- Written exercise -
Skip every image and restate the data word for word.

....................

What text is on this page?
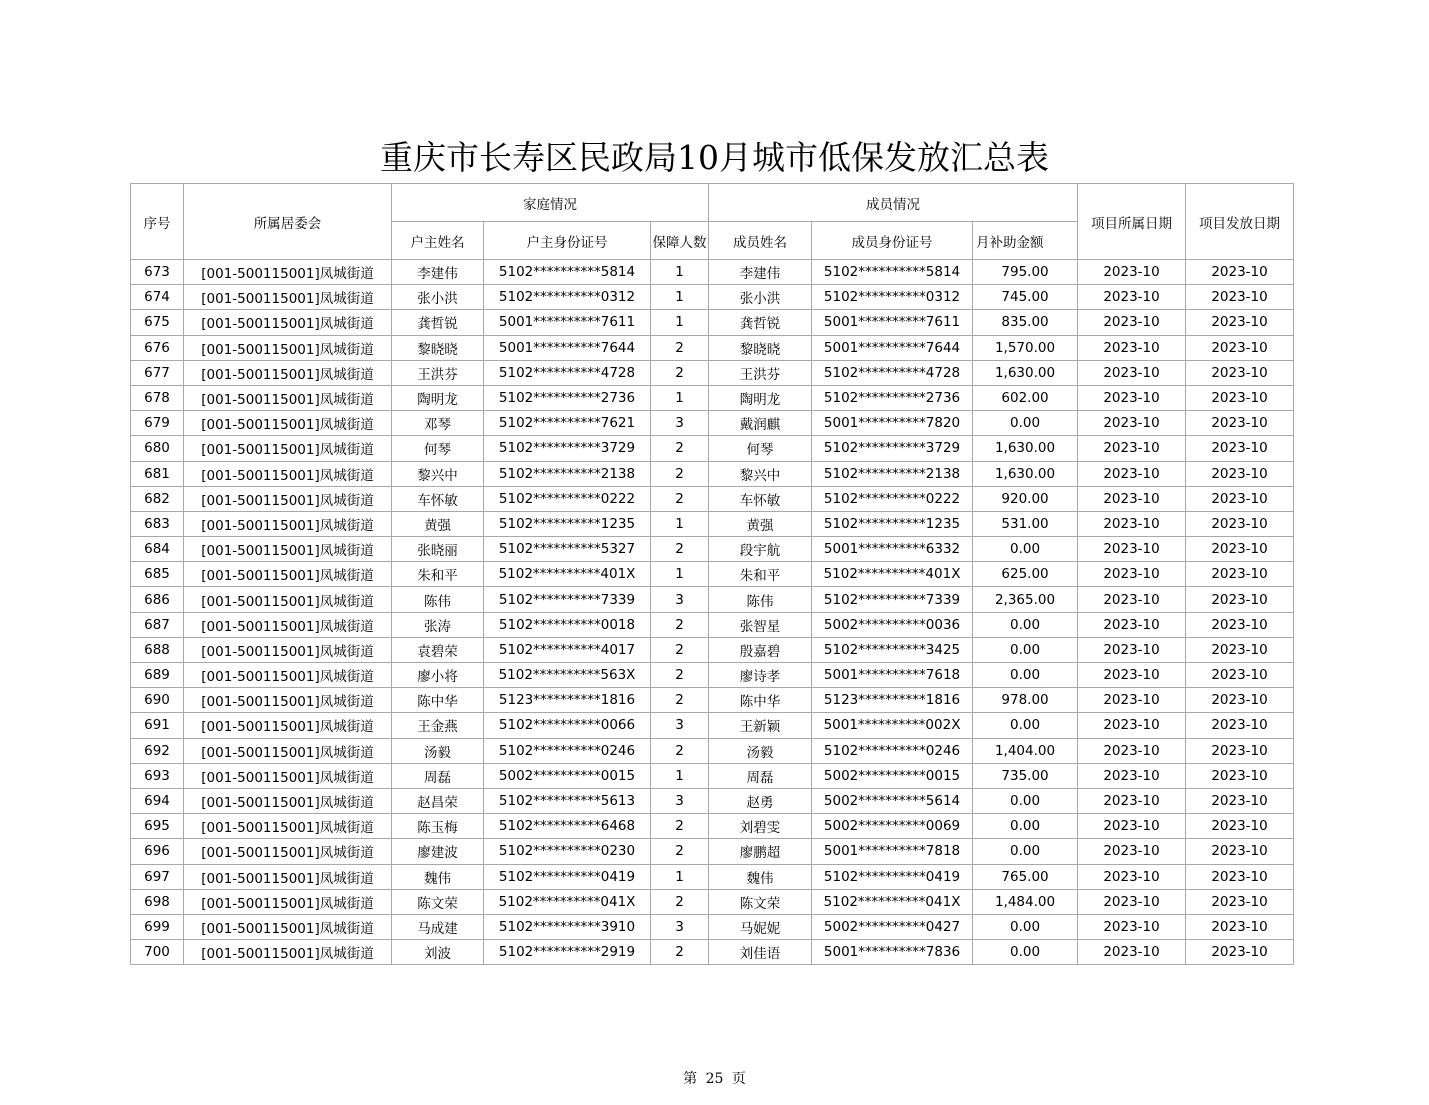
重庆市长寿区民政局10月城市低保发放汇总表
序号	所属居委会	家庭情况			成员情况			项目所属日期	项目发放日期
		户主姓名	户主身份证号	保障人数	成员姓名	成员身份证号	月补助金额		
673	[001-500115001]凤城街道	李建伟	5102**********5814	1	李建伟	5102**********5814	795.00	2023-10	2023-10
674	[001-500115001]凤城街道	张小洪	5102**********0312	1	张小洪	5102**********0312	745.00	2023-10	2023-10
675	[001-500115001]凤城街道	龚哲锐	5001**********7611	1	龚哲锐	5001**********7611	835.00	2023-10	2023-10
676	[001-500115001]凤城街道	黎晓晓	5001**********7644	2	黎晓晓	5001**********7644	1,570.00	2023-10	2023-10
677	[001-500115001]凤城街道	王洪芬	5102**********4728	2	王洪芬	5102**********4728	1,630.00	2023-10	2023-10
678	[001-500115001]凤城街道	陶明龙	5102**********2736	1	陶明龙	5102**********2736	602.00	2023-10	2023-10
679	[001-500115001]凤城街道	邓琴	5102**********7621	3	戴润麒	5001**********7820	0.00	2023-10	2023-10
680	[001-500115001]凤城街道	何琴	5102**********3729	2	何琴	5102**********3729	1,630.00	2023-10	2023-10
681	[001-500115001]凤城街道	黎兴中	5102**********2138	2	黎兴中	5102**********2138	1,630.00	2023-10	2023-10
682	[001-500115001]凤城街道	车怀敏	5102**********0222	2	车怀敏	5102**********0222	920.00	2023-10	2023-10
683	[001-500115001]凤城街道	黄强	5102**********1235	1	黄强	5102**********1235	531.00	2023-10	2023-10
684	[001-500115001]凤城街道	张晓丽	5102**********5327	2	段宇航	5001**********6332	0.00	2023-10	2023-10
685	[001-500115001]凤城街道	朱和平	5102**********401X	1	朱和平	5102**********401X	625.00	2023-10	2023-10
686	[001-500115001]凤城街道	陈伟	5102**********7339	3	陈伟	5102**********7339	2,365.00	2023-10	2023-10
687	[001-500115001]凤城街道	张涛	5102**********0018	2	张智星	5002**********0036	0.00	2023-10	2023-10
688	[001-500115001]凤城街道	袁碧荣	5102**********4017	2	殷嘉碧	5102**********3425	0.00	2023-10	2023-10
689	[001-500115001]凤城街道	廖小将	5102**********563X	2	廖诗孝	5001**********7618	0.00	2023-10	2023-10
690	[001-500115001]凤城街道	陈中华	5123**********1816	2	陈中华	5123**********1816	978.00	2023-10	2023-10
691	[001-500115001]凤城街道	王金燕	5102**********0066	3	王新颖	5001**********002X	0.00	2023-10	2023-10
692	[001-500115001]凤城街道	汤毅	5102**********0246	2	汤毅	5102**********0246	1,404.00	2023-10	2023-10
693	[001-500115001]凤城街道	周磊	5002**********0015	1	周磊	5002**********0015	735.00	2023-10	2023-10
694	[001-500115001]凤城街道	赵昌荣	5102**********5613	3	赵勇	5002**********5614	0.00	2023-10	2023-10
695	[001-500115001]凤城街道	陈玉梅	5102**********6468	2	刘碧雯	5002**********0069	0.00	2023-10	2023-10
696	[001-500115001]凤城街道	廖建波	5102**********0230	2	廖鹏超	5001**********7818	0.00	2023-10	2023-10
697	[001-500115001]凤城街道	魏伟	5102**********0419	1	魏伟	5102**********0419	765.00	2023-10	2023-10
698	[001-500115001]凤城街道	陈文荣	5102**********041X	2	陈文荣	5102**********041X	1,484.00	2023-10	2023-10
699	[001-500115001]凤城街道	马成建	5102**********3910	3	马妮妮	5002**********0427	0.00	2023-10	2023-10
700	[001-500115001]凤城街道	刘波	5102**********2919	2	刘佳语	5001**********7836	0.00	2023-10	2023-10
第 25 页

....................

- Final result -
What text is on this page?
重庆市长寿区民政局10月城市低保发放汇总表
序号	所属居委会	家庭情况			成员情况			项目所属日期	项目发放日期
		户主姓名	户主身份证号	保障人数	成员姓名	成员身份证号	月补助金额		
673	[001-500115001]凤城街道	李建伟	5102**********5814	1	李建伟	5102**********5814	795.00	2023-10	2023-10
674	[001-500115001]凤城街道	张小洪	5102**********0312	1	张小洪	5102**********0312	745.00	2023-10	2023-10
675	[001-500115001]凤城街道	龚哲锐	5001**********7611	1	龚哲锐	5001**********7611	835.00	2023-10	2023-10
676	[001-500115001]凤城街道	黎晓晓	5001**********7644	2	黎晓晓	5001**********7644	1,570.00	2023-10	2023-10
677	[001-500115001]凤城街道	王洪芬	5102**********4728	2	王洪芬	5102**********4728	1,630.00	2023-10	2023-10
678	[001-500115001]凤城街道	陶明龙	5102**********2736	1	陶明龙	5102**********2736	602.00	2023-10	2023-10
679	[001-500115001]凤城街道	邓琴	5102**********7621	3	戴润麒	5001**********7820	0.00	2023-10	2023-10
680	[001-500115001]凤城街道	何琴	5102**********3729	2	何琴	5102**********3729	1,630.00	2023-10	2023-10
681	[001-500115001]凤城街道	黎兴中	5102**********2138	2	黎兴中	5102**********2138	1,630.00	2023-10	2023-10
682	[001-500115001]凤城街道	车怀敏	5102**********0222	2	车怀敏	5102**********0222	920.00	2023-10	2023-10
683	[001-500115001]凤城街道	黄强	5102**********1235	1	黄强	5102**********1235	531.00	2023-10	2023-10
684	[001-500115001]凤城街道	张晓丽	5102**********5327	2	段宇航	5001**********6332	0.00	2023-10	2023-10
685	[001-500115001]凤城街道	朱和平	5102**********401X	1	朱和平	5102**********401X	625.00	2023-10	2023-10
686	[001-500115001]凤城街道	陈伟	5102**********7339	3	陈伟	5102**********7339	2,365.00	2023-10	2023-10
687	[001-500115001]凤城街道	张涛	5102**********0018	2	张智星	5002**********0036	0.00	2023-10	2023-10
688	[001-500115001]凤城街道	袁碧荣	5102**********4017	2	殷嘉碧	5102**********3425	0.00	2023-10	2023-10
689	[001-500115001]凤城街道	廖小将	5102**********563X	2	廖诗孝	5001**********7618	0.00	2023-10	2023-10
690	[001-500115001]凤城街道	陈中华	5123**********1816	2	陈中华	5123**********1816	978.00	2023-10	2023-10
691	[001-500115001]凤城街道	王金燕	5102**********0066	3	王新颖	5001**********002X	0.00	2023-10	2023-10
692	[001-500115001]凤城街道	汤毅	5102**********0246	2	汤毅	5102**********0246	1,404.00	2023-10	2023-10
693	[001-500115001]凤城街道	周磊	5002**********0015	1	周磊	5002**********0015	735.00	2023-10	2023-10
694	[001-500115001]凤城街道	赵昌荣	5102**********5613	3	赵勇	5002**********5614	0.00	2023-10	2023-10
695	[001-500115001]凤城街道	陈玉梅	5102**********6468	2	刘碧雯	5002**********0069	0.00	2023-10	2023-10
696	[001-500115001]凤城街道	廖建波	5102**********0230	2	廖鹏超	5001**********7818	0.00	2023-10	2023-10
697	[001-500115001]凤城街道	魏伟	5102**********0419	1	魏伟	5102**********0419	765.00	2023-10	2023-10
698	[001-500115001]凤城街道	陈文荣	5102**********041X	2	陈文荣	5102**********041X	1,484.00	2023-10	2023-10
699	[001-500115001]凤城街道	马成建	5102**********3910	3	马妮妮	5002**********0427	0.00	2023-10	2023-10
700	[001-500115001]凤城街道	刘波	5102**********2919	2	刘佳语	5001**********7836	0.00	2023-10	2023-10
第 25 页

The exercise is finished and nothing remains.